▶ STATED TASK: Output each entry that follows exactly. Images stay out.

Data listing
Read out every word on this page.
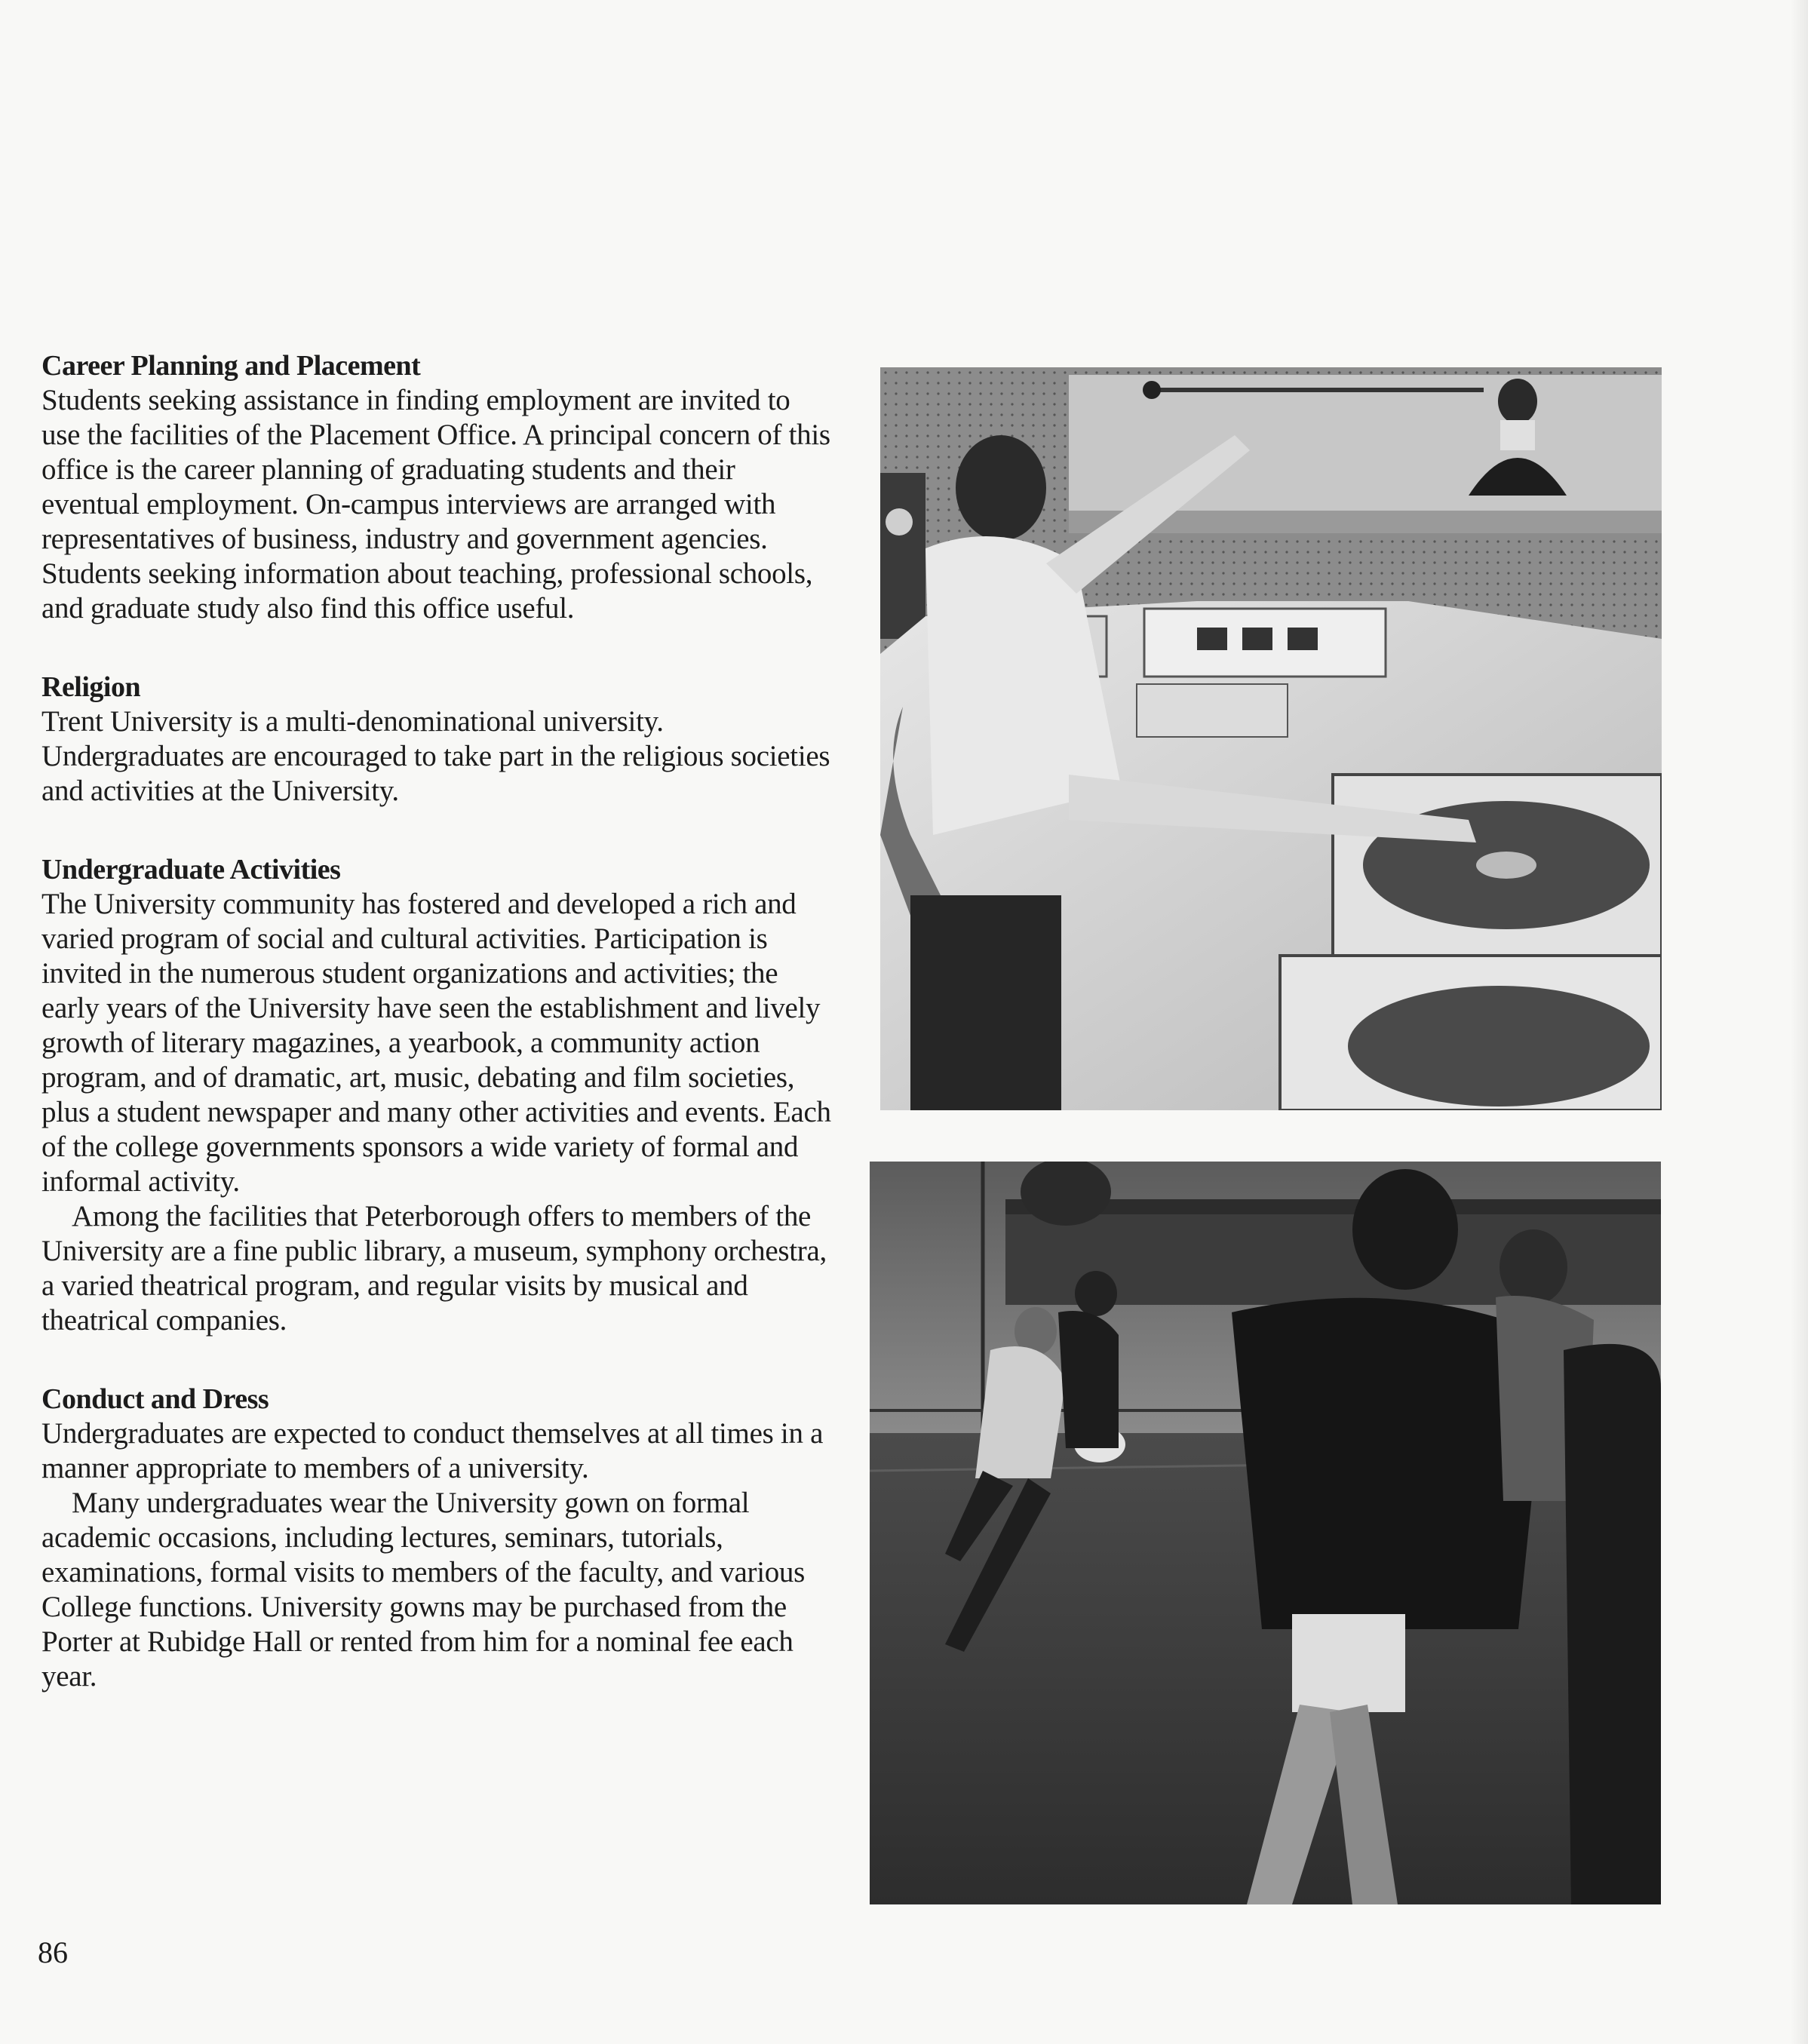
Career Planning and Placement

Students seeking assistance in finding employment are invited to use the facilities of the Placement Office. A principal concern of this office is the career planning of graduating students and their eventual employment. On-campus interviews are arranged with representatives of business, industry and government agencies. Students seeking information about teaching, professional schools, and graduate study also find this office useful.

Religion

Trent University is a multi-denominational university. Undergraduates are encouraged to take part in the religious societies and activities at the University.

Undergraduate Activities

The University community has fostered and developed a rich and varied program of social and cultural activities. Participation is invited in the numerous student organizations and activities; the early years of the University have seen the establishment and lively growth of literary magazines, a yearbook, a community action program, and of dramatic, art, music, debating and film societies, plus a student newspaper and many other activities and events. Each of the college governments sponsors a wide variety of formal and informal activity.

Among the facilities that Peterborough offers to members of the University are a fine public library, a museum, symphony orchestra, a varied theatrical program, and regular visits by musical and theatrical companies.

Conduct and Dress

Undergraduates are expected to conduct themselves at all times in a manner appropriate to members of a university.

Many undergraduates wear the University gown on formal academic occasions, including lectures, seminars, tutorials, examinations, formal visits to members of the faculty, and various College functions. University gowns may be purchased from the Porter at Rubidge Hall or rented from him for a nominal fee each year.

86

▶ TASK SOLUTION:
Read out every word on this page.
Career Planning and Placement

Students seeking assistance in finding employment are invited to use the facilities of the Placement Office. A principal concern of this office is the career planning of graduating students and their eventual employment. On-campus interviews are arranged with representatives of business, industry and government agencies. Students seeking information about teaching, professional schools, and graduate study also find this office useful.

Religion

Trent University is a multi-denominational university. Undergraduates are encouraged to take part in the religious societies and activities at the University.

Undergraduate Activities

The University community has fostered and developed a rich and varied program of social and cultural activities. Participation is invited in the numerous student organizations and activities; the early years of the University have seen the establishment and lively growth of literary magazines, a yearbook, a community action program, and of dramatic, art, music, debating and film societies, plus a student newspaper and many other activities and events. Each of the college governments sponsors a wide variety of formal and informal activity.

Among the facilities that Peterborough offers to members of the University are a fine public library, a museum, symphony orchestra, a varied theatrical program, and regular visits by musical and theatrical companies.

Conduct and Dress

Undergraduates are expected to conduct themselves at all times in a manner appropriate to members of a university.

Many undergraduates wear the University gown on formal academic occasions, including lectures, seminars, tutorials, examinations, formal visits to members of the faculty, and various College functions. University gowns may be purchased from the Porter at Rubidge Hall or rented from him for a nominal fee each year.

86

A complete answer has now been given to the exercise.